In the listing that follows, count every line with the word "color" in it and write only the total.

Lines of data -
##############################
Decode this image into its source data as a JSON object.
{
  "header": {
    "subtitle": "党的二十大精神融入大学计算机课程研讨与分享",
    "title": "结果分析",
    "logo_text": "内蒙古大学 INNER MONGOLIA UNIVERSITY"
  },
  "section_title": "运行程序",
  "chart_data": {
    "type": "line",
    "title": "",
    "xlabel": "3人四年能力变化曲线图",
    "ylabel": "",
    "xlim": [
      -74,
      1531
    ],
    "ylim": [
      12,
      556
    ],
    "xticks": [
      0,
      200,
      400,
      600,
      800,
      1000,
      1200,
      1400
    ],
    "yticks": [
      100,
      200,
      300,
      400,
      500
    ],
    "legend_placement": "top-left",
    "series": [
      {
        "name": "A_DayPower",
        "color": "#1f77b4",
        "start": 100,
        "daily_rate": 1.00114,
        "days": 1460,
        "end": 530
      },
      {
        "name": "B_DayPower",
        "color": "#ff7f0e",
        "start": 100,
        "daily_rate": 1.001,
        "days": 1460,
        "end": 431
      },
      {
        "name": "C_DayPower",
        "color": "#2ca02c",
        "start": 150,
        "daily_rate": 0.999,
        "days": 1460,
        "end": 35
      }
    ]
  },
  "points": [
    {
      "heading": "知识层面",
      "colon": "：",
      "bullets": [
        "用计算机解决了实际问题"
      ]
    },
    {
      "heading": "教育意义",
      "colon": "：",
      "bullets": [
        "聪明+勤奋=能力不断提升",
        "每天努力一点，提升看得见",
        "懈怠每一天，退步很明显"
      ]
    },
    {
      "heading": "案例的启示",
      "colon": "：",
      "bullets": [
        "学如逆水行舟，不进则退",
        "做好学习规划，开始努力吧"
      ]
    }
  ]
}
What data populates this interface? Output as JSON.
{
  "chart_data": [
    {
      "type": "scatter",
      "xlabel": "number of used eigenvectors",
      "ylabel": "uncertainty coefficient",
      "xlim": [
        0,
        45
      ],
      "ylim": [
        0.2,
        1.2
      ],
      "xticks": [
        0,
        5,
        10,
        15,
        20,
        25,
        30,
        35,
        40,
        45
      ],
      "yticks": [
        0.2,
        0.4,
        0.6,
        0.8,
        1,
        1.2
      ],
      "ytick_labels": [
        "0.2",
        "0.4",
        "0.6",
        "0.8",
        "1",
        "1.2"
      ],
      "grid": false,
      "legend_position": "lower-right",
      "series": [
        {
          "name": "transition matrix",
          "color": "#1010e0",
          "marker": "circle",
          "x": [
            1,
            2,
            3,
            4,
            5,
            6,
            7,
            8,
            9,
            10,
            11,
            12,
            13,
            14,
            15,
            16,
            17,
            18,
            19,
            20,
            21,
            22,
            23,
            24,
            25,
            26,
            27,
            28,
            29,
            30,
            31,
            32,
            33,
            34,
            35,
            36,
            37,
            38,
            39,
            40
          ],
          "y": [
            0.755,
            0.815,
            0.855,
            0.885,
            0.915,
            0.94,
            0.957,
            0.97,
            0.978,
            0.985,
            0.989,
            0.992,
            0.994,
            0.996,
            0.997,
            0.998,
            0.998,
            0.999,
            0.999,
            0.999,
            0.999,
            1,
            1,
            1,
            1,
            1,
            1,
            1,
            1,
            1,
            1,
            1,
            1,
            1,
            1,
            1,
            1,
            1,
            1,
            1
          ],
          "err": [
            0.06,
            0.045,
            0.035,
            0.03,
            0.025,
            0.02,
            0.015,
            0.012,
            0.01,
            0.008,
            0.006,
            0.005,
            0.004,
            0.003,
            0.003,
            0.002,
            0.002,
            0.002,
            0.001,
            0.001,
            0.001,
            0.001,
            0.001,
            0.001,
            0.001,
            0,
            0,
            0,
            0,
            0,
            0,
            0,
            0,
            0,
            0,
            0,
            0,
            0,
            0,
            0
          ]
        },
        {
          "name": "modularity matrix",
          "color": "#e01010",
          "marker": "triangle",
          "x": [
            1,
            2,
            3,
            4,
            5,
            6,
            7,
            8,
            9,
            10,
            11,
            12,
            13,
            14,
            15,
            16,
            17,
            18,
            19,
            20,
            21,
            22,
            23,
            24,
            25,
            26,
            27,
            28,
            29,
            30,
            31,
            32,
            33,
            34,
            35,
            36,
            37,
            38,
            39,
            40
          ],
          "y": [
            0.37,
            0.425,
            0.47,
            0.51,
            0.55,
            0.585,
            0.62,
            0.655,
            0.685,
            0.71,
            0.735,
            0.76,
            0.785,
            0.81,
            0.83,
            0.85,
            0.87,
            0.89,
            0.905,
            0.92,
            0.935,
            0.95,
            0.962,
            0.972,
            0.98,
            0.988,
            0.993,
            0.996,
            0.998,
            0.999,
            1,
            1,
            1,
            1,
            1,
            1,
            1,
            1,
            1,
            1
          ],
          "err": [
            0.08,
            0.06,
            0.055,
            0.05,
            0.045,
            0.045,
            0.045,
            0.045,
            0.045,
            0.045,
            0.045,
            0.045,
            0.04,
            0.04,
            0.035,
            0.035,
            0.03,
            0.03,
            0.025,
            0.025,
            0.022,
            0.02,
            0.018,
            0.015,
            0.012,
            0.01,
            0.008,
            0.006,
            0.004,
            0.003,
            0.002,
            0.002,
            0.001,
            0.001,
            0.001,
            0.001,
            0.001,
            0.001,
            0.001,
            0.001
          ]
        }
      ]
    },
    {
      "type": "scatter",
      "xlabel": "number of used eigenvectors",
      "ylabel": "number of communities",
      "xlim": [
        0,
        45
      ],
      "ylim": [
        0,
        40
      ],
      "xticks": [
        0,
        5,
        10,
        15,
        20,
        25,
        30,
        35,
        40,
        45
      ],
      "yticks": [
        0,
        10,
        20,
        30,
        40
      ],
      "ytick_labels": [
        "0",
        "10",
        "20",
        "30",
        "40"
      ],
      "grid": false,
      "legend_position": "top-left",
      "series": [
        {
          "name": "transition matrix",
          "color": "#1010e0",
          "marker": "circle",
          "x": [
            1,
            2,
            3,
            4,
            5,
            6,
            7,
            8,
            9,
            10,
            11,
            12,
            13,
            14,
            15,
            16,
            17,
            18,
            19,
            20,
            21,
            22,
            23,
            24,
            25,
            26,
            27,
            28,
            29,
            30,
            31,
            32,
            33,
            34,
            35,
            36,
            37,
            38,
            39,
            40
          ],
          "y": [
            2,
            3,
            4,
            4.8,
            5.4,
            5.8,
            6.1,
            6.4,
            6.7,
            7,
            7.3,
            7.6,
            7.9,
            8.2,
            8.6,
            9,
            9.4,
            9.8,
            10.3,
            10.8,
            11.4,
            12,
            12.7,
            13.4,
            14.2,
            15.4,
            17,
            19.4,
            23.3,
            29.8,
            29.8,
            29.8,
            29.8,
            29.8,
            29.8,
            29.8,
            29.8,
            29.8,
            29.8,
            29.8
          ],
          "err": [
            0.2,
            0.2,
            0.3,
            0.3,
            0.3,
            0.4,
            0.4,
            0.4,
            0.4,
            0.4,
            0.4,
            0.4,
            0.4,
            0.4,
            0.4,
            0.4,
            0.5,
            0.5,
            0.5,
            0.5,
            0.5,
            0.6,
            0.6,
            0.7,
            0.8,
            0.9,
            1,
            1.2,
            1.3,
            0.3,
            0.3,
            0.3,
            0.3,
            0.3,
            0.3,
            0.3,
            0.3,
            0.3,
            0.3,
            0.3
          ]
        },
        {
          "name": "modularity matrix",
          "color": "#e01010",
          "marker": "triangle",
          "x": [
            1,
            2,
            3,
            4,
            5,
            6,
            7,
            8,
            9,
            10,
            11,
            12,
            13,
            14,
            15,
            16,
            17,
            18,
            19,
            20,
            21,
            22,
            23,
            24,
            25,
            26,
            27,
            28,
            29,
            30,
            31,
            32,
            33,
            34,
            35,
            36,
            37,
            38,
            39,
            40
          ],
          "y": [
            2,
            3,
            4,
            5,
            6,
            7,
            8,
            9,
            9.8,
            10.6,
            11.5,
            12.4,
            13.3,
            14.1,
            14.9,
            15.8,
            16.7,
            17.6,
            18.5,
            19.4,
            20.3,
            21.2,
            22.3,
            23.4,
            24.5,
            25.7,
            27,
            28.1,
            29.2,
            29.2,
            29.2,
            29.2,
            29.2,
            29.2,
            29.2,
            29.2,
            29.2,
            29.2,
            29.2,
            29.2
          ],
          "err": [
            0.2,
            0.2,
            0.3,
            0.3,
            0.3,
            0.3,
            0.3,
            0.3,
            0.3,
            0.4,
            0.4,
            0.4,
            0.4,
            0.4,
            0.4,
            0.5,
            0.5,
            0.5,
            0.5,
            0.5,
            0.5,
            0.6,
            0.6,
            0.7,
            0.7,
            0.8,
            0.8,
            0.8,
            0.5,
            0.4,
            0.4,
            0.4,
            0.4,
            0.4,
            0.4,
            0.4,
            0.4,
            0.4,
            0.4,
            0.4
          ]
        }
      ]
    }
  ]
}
##############################
OUTPUT OF THE TASK - 7